»»

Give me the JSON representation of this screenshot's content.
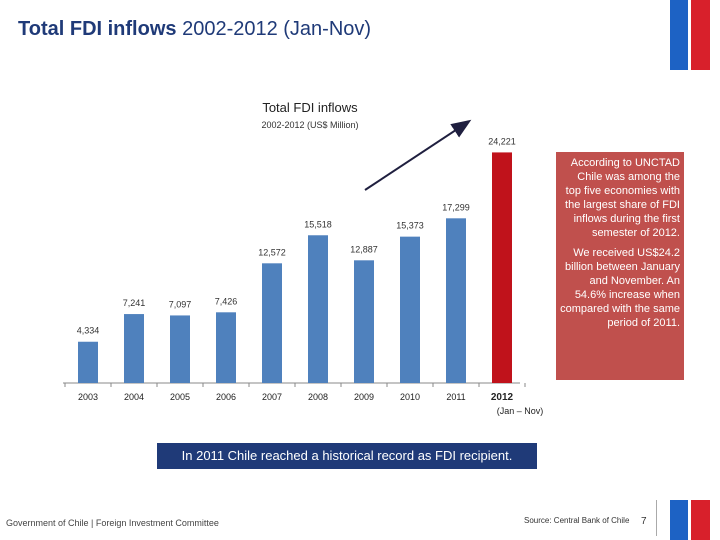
{
  "header": {
    "title_bold": "Total FDI inflows",
    "title_rest": " 2002-2012 (Jan-Nov)"
  },
  "chart_data": {
    "type": "bar",
    "title": "Total FDI inflows",
    "subtitle": "2002-2012 (US$ Million)",
    "categories": [
      "2003",
      "2004",
      "2005",
      "2006",
      "2007",
      "2008",
      "2009",
      "2010",
      "2011",
      "2012"
    ],
    "category_sublabels": [
      "",
      "",
      "",
      "",
      "",
      "",
      "",
      "",
      "",
      "(Jan – Nov)"
    ],
    "values": [
      4334,
      7241,
      7097,
      7426,
      12572,
      15518,
      12887,
      15373,
      17299,
      24221
    ],
    "value_labels": [
      "4,334",
      "7,241",
      "7,097",
      "7,426",
      "12,572",
      "15,518",
      "12,887",
      "15,373",
      "17,299",
      "24,221"
    ],
    "highlight_index": 9,
    "colors": {
      "bar": "#4f81bd",
      "highlight": "#c0121b",
      "arrow": "#1f1f3f"
    },
    "ylim": [
      0,
      25000
    ],
    "xlabel": "",
    "ylabel": ""
  },
  "note": {
    "paragraph1": "According to UNCTAD Chile was among the top five economies with the largest share of FDI inflows during the first semester of 2012.",
    "paragraph2": "We received US$24.2 billion between January and November. An 54.6% increase when compared with the same period of 2011."
  },
  "banner": {
    "text": "In 2011 Chile reached a historical record as FDI recipient."
  },
  "footer": {
    "left": "Government of Chile | Foreign Investment Committee",
    "source": "Source: Central Bank of Chile",
    "page_number": "7"
  },
  "colors": {
    "title": "#1f3a78",
    "note_bg": "#c0504d",
    "banner_bg": "#1f3a78"
  }
}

««

> Exercise details
Determine the count of lines in the data above with the string "inflows" in them, and give that count alone.

> Response to the exercise
3